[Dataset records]
----------

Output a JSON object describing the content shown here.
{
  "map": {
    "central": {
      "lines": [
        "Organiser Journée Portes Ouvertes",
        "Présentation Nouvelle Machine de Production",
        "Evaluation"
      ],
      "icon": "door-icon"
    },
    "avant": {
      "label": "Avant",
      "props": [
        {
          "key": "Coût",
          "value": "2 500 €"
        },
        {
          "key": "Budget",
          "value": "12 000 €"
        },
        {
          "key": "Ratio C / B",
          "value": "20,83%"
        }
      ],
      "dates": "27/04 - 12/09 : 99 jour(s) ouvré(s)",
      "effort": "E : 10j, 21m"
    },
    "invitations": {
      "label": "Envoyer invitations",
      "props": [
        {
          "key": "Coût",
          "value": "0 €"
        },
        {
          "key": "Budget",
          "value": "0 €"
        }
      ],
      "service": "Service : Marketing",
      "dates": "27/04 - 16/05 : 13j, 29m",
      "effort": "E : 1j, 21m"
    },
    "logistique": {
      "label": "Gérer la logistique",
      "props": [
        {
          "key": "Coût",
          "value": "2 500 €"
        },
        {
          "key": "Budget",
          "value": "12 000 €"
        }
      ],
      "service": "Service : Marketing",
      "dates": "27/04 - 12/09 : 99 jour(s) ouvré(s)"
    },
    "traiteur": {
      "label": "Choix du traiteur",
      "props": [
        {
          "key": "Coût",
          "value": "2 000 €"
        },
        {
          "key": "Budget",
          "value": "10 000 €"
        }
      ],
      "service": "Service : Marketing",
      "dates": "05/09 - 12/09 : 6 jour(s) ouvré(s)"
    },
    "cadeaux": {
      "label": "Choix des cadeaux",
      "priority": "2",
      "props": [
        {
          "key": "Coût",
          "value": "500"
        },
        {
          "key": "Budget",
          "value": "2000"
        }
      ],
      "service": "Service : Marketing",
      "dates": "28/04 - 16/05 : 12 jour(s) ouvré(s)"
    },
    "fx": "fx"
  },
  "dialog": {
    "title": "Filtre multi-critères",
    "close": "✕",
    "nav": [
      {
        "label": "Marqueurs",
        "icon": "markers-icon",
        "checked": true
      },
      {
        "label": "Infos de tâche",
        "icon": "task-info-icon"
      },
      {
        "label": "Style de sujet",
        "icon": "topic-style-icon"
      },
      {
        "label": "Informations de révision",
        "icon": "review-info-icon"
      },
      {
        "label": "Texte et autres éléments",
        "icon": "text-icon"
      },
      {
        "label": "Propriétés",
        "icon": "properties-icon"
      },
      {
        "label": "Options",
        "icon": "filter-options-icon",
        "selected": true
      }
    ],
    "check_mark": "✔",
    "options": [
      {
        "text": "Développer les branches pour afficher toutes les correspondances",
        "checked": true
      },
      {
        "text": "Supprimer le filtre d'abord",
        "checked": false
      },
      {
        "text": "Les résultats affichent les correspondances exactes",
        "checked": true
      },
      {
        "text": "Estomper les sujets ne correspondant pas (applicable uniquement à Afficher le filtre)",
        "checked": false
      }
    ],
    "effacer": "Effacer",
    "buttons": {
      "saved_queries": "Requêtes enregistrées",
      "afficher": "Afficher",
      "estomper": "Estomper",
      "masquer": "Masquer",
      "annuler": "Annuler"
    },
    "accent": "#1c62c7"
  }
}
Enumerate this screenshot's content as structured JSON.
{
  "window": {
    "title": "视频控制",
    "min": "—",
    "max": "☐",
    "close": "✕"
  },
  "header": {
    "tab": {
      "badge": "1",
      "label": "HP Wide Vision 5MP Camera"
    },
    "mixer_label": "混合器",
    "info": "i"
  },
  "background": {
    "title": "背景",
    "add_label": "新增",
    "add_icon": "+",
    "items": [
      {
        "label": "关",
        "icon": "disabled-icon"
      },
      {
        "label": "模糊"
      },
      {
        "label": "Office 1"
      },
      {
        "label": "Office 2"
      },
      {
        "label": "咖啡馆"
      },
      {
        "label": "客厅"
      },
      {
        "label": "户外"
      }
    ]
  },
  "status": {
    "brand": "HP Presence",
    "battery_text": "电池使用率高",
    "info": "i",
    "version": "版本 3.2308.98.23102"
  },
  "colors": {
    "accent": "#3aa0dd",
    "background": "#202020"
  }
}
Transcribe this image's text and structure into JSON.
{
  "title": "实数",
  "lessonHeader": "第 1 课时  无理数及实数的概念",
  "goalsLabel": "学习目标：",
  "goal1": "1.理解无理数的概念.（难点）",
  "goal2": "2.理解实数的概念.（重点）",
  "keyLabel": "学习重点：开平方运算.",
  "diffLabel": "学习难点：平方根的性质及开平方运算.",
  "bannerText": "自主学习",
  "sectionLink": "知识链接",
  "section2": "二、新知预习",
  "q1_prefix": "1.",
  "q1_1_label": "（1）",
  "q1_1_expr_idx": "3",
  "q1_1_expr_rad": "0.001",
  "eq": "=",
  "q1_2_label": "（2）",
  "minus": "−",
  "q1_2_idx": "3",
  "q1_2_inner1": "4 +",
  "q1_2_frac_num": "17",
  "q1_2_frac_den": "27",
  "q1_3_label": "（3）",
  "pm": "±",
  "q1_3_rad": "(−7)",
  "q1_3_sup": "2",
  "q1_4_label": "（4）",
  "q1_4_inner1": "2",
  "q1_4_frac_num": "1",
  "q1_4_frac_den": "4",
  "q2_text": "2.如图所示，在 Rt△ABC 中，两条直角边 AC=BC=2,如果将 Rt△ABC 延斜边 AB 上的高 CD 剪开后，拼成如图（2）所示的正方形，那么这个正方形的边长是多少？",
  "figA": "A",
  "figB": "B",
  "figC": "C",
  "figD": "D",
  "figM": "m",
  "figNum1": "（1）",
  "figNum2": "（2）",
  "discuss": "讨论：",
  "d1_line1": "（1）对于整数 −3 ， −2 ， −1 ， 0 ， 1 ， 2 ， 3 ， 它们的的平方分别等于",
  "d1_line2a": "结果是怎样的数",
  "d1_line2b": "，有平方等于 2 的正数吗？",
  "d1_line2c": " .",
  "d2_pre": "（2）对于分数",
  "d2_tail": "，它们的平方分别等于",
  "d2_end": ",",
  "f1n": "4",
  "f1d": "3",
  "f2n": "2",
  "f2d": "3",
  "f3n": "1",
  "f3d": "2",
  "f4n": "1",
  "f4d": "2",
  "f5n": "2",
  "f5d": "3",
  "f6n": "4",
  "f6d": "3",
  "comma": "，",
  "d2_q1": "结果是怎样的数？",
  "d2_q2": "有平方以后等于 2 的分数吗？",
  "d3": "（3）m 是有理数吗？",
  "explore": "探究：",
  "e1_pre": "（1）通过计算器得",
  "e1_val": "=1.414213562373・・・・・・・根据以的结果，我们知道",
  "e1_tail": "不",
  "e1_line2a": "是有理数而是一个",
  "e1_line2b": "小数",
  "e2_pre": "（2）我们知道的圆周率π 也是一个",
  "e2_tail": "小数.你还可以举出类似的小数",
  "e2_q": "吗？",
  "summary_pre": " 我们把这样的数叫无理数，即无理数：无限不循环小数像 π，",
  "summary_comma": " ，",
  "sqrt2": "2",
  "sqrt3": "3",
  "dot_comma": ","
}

----------

* [SET EXERCISE]: Gather every line from the listing above in which "logistique" appears, and copy those lines.

* [RESPONSE TO THIS EXERCISE]:
    "logistique": {
      "label": "Gérer la logistique",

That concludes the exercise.